Task to carry out:
Retype everything in the listing, leaving each line exactly as it is.

====== Records for this exercise

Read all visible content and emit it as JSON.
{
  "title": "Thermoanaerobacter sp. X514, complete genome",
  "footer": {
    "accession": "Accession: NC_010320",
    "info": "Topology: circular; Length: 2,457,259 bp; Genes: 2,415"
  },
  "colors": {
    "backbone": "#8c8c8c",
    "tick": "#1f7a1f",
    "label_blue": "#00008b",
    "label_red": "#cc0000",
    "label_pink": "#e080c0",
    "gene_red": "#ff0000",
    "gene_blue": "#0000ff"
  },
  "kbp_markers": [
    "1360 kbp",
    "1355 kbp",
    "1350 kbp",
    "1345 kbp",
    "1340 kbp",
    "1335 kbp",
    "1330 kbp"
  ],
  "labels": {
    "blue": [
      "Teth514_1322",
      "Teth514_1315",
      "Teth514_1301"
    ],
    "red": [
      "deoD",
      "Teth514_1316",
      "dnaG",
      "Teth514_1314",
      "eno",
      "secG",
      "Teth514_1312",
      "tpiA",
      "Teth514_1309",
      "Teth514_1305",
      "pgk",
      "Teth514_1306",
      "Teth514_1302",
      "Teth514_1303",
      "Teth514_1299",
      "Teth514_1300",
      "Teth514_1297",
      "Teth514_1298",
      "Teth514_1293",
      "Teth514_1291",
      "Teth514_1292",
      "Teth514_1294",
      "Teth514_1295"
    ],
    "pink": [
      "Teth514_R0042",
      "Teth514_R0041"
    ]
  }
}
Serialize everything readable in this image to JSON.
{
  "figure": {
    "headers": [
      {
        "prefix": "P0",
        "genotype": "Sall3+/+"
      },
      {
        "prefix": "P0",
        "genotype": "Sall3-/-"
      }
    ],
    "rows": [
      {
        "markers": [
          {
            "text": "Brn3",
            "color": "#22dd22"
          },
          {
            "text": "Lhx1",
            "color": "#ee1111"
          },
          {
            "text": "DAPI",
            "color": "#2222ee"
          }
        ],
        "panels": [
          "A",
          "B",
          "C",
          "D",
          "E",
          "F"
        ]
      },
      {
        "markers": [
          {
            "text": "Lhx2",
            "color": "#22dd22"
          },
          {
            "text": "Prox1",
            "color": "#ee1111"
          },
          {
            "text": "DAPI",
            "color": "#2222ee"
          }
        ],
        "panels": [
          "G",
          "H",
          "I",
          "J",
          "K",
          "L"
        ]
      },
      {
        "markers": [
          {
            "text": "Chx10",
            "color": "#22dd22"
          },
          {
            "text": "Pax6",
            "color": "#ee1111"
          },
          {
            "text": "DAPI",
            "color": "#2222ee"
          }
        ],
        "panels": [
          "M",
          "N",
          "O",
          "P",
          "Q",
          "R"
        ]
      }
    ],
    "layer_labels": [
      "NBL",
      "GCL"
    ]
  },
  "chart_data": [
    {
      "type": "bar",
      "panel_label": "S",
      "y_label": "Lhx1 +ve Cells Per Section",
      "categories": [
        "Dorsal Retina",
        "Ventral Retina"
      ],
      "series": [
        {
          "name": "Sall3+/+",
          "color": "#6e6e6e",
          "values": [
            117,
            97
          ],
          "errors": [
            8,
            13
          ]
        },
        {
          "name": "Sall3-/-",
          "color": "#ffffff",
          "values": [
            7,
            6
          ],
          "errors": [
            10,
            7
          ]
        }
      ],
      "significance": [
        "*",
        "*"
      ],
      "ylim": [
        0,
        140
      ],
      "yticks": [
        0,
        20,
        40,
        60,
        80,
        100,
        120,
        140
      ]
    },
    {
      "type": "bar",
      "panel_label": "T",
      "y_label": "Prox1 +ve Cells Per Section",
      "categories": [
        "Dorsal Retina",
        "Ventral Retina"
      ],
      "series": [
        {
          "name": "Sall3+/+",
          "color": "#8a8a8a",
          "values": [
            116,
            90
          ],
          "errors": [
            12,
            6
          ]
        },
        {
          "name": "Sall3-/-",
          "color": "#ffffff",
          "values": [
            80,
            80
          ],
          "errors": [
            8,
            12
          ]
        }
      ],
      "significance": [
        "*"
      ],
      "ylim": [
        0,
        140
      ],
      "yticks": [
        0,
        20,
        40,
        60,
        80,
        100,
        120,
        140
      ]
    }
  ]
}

============

Response area:
Read all visible content and emit it as JSON.
{
  "title": "Thermoanaerobacter sp. X514, complete genome",
  "footer": {
    "accession": "Accession: NC_010320",
    "info": "Topology: circular; Length: 2,457,259 bp; Genes: 2,415"
  },
  "colors": {
    "backbone": "#8c8c8c",
    "tick": "#1f7a1f",
    "label_blue": "#00008b",
    "label_red": "#cc0000",
    "label_pink": "#e080c0",
    "gene_red": "#ff0000",
    "gene_blue": "#0000ff"
  },
  "kbp_markers": [
    "1360 kbp",
    "1355 kbp",
    "1350 kbp",
    "1345 kbp",
    "1340 kbp",
    "1335 kbp",
    "1330 kbp"
  ],
  "labels": {
    "blue": [
      "Teth514_1322",
      "Teth514_1315",
      "Teth514_1301"
    ],
    "red": [
      "deoD",
      "Teth514_1316",
      "dnaG",
      "Teth514_1314",
      "eno",
      "secG",
      "Teth514_1312",
      "tpiA",
      "Teth514_1309",
      "Teth514_1305",
      "pgk",
      "Teth514_1306",
      "Teth514_1302",
      "Teth514_1303",
      "Teth514_1299",
      "Teth514_1300",
      "Teth514_1297",
      "Teth514_1298",
      "Teth514_1293",
      "Teth514_1291",
      "Teth514_1292",
      "Teth514_1294",
      "Teth514_1295"
    ],
    "pink": [
      "Teth514_R0042",
      "Teth514_R0041"
    ]
  }
}
Serialize everything readable in this image to JSON.
{
  "figure": {
    "headers": [
      {
        "prefix": "P0",
        "genotype": "Sall3+/+"
      },
      {
        "prefix": "P0",
        "genotype": "Sall3-/-"
      }
    ],
    "rows": [
      {
        "markers": [
          {
            "text": "Brn3",
            "color": "#22dd22"
          },
          {
            "text": "Lhx1",
            "color": "#ee1111"
          },
          {
            "text": "DAPI",
            "color": "#2222ee"
          }
        ],
        "panels": [
          "A",
          "B",
          "C",
          "D",
          "E",
          "F"
        ]
      },
      {
        "markers": [
          {
            "text": "Lhx2",
            "color": "#22dd22"
          },
          {
            "text": "Prox1",
            "color": "#ee1111"
          },
          {
            "text": "DAPI",
            "color": "#2222ee"
          }
        ],
        "panels": [
          "G",
          "H",
          "I",
          "J",
          "K",
          "L"
        ]
      },
      {
        "markers": [
          {
            "text": "Chx10",
            "color": "#22dd22"
          },
          {
            "text": "Pax6",
            "color": "#ee1111"
          },
          {
            "text": "DAPI",
            "color": "#2222ee"
          }
        ],
        "panels": [
          "M",
          "N",
          "O",
          "P",
          "Q",
          "R"
        ]
      }
    ],
    "layer_labels": [
      "NBL",
      "GCL"
    ]
  },
  "chart_data": [
    {
      "type": "bar",
      "panel_label": "S",
      "y_label": "Lhx1 +ve Cells Per Section",
      "categories": [
        "Dorsal Retina",
        "Ventral Retina"
      ],
      "series": [
        {
          "name": "Sall3+/+",
          "color": "#6e6e6e",
          "values": [
            117,
            97
          ],
          "errors": [
            8,
            13
          ]
        },
        {
          "name": "Sall3-/-",
          "color": "#ffffff",
          "values": [
            7,
            6
          ],
          "errors": [
            10,
            7
          ]
        }
      ],
      "significance": [
        "*",
        "*"
      ],
      "ylim": [
        0,
        140
      ],
      "yticks": [
        0,
        20,
        40,
        60,
        80,
        100,
        120,
        140
      ]
    },
    {
      "type": "bar",
      "panel_label": "T",
      "y_label": "Prox1 +ve Cells Per Section",
      "categories": [
        "Dorsal Retina",
        "Ventral Retina"
      ],
      "series": [
        {
          "name": "Sall3+/+",
          "color": "#8a8a8a",
          "values": [
            116,
            90
          ],
          "errors": [
            12,
            6
          ]
        },
        {
          "name": "Sall3-/-",
          "color": "#ffffff",
          "values": [
            80,
            80
          ],
          "errors": [
            8,
            12
          ]
        }
      ],
      "significance": [
        "*"
      ],
      "ylim": [
        0,
        140
      ],
      "yticks": [
        0,
        20,
        40,
        60,
        80,
        100,
        120,
        140
      ]
    }
  ]
}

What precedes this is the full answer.